### Exercise instructions
Each line in the entries below that holds the string "Avaa" is to be listed.

━━━━━━━━━━

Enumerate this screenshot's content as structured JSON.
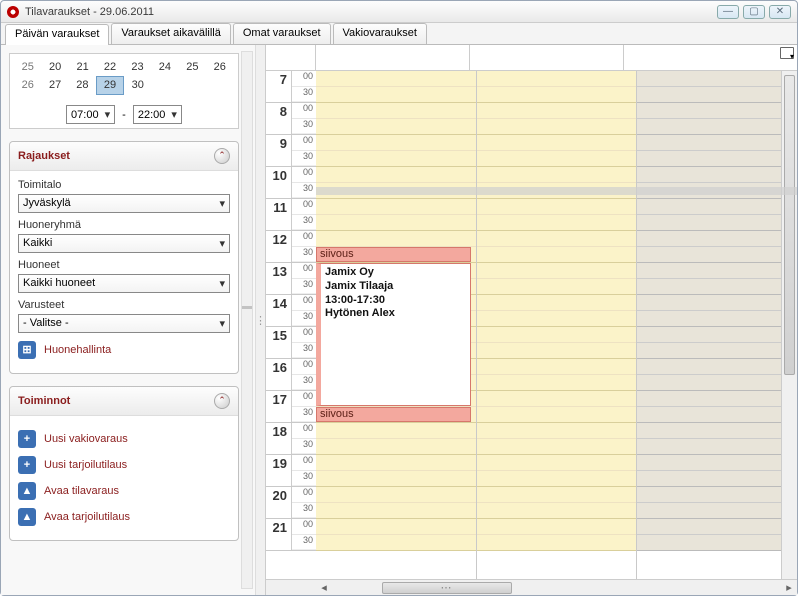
{
  "window": {
    "title": "Tilavaraukset - 29.06.2011"
  },
  "tabs": {
    "t0": "Päivän varaukset",
    "t1": "Varaukset aikavälillä",
    "t2": "Omat varaukset",
    "t3": "Vakiovaraukset"
  },
  "minical": {
    "weeks": [
      {
        "wk": "25",
        "d": [
          "20",
          "21",
          "22",
          "23",
          "24",
          "25",
          "26"
        ]
      },
      {
        "wk": "26",
        "d": [
          "27",
          "28",
          "29",
          "30",
          "",
          "",
          ""
        ]
      }
    ],
    "selected_day": "29"
  },
  "time_range": {
    "from": "07:00",
    "sep": "-",
    "to": "22:00"
  },
  "panels": {
    "rajaukset": {
      "title": "Rajaukset",
      "fields": {
        "toimitalo_label": "Toimitalo",
        "toimitalo_value": "Jyväskylä",
        "huoneryhma_label": "Huoneryhmä",
        "huoneryhma_value": "Kaikki",
        "huoneet_label": "Huoneet",
        "huoneet_value": "Kaikki huoneet",
        "varusteet_label": "Varusteet",
        "varusteet_value": "- Valitse -"
      },
      "link": "Huonehallinta"
    },
    "toiminnot": {
      "title": "Toiminnot",
      "actions": {
        "a0": "Uusi vakiovaraus",
        "a1": "Uusi tarjoilutilaus",
        "a2": "Avaa tilavaraus",
        "a3": "Avaa tarjoilutilaus"
      }
    }
  },
  "schedule": {
    "hours": [
      "7",
      "8",
      "9",
      "10",
      "11",
      "12",
      "13",
      "14",
      "15",
      "16",
      "17",
      "18",
      "19",
      "20",
      "21"
    ],
    "half_labels": {
      "h0": "00",
      "h1": "30"
    },
    "events": {
      "siivous_top": "siivous",
      "siivous_bottom": "siivous",
      "booking": {
        "line1": "Jamix Oy",
        "line2": "Jamix Tilaaja",
        "line3": "13:00-17:30",
        "line4": "Hytönen Alex"
      }
    }
  }
}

━━━━━━━━━━

### Answer to this task
        "a2": "Avaa tilavaraus",
        "a3": "Avaa tarjoilutilaus"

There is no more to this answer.